Exercise requirements:
Keep every line where the word "государственных" appears; drop the rest.
━━━ Entries supplied
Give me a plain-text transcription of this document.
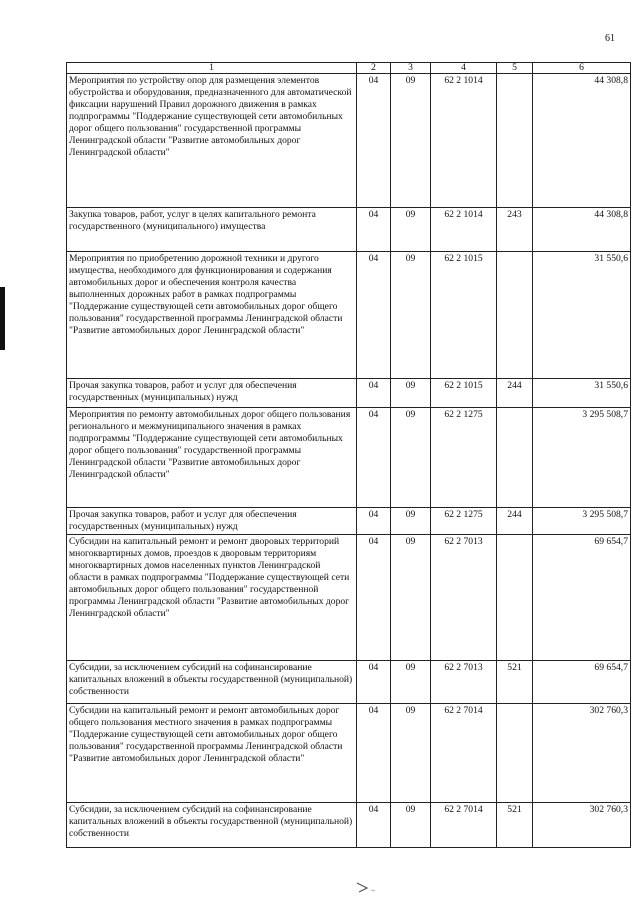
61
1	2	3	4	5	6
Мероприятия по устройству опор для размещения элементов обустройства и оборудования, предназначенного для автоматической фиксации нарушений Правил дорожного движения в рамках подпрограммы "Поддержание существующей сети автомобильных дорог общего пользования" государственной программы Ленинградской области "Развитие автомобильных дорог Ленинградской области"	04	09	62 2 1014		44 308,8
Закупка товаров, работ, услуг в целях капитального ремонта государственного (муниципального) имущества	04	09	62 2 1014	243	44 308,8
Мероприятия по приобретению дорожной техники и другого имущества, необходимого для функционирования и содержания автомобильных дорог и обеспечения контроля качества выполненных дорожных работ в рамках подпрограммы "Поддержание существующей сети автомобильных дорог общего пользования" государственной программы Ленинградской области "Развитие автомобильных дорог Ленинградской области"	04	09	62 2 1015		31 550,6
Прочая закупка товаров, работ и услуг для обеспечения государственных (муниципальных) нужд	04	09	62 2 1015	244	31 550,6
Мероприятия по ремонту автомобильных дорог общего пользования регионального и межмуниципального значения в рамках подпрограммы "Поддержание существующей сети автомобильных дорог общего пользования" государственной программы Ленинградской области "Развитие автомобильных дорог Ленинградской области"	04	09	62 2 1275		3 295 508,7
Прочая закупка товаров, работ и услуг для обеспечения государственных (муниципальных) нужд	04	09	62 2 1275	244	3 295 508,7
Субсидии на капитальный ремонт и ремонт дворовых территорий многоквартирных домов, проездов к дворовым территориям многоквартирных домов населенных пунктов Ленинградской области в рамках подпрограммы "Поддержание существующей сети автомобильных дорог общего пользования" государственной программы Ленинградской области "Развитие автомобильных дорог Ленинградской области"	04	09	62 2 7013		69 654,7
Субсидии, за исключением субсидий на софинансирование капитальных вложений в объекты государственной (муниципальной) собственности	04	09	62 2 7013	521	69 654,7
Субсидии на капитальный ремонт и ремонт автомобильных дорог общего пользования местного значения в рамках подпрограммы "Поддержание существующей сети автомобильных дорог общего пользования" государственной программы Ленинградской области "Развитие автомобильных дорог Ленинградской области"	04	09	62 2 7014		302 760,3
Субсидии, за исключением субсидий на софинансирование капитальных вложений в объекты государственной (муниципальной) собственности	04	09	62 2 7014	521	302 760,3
━━━━━━
Final result:
Прочая закупка товаров, работ и услуг для обеспечения государственных (муниципальных) нужд	04	09	62 2 1015	244	31 550,6
Прочая закупка товаров, работ и услуг для обеспечения государственных (муниципальных) нужд	04	09	62 2 1275	244	3 295 508,7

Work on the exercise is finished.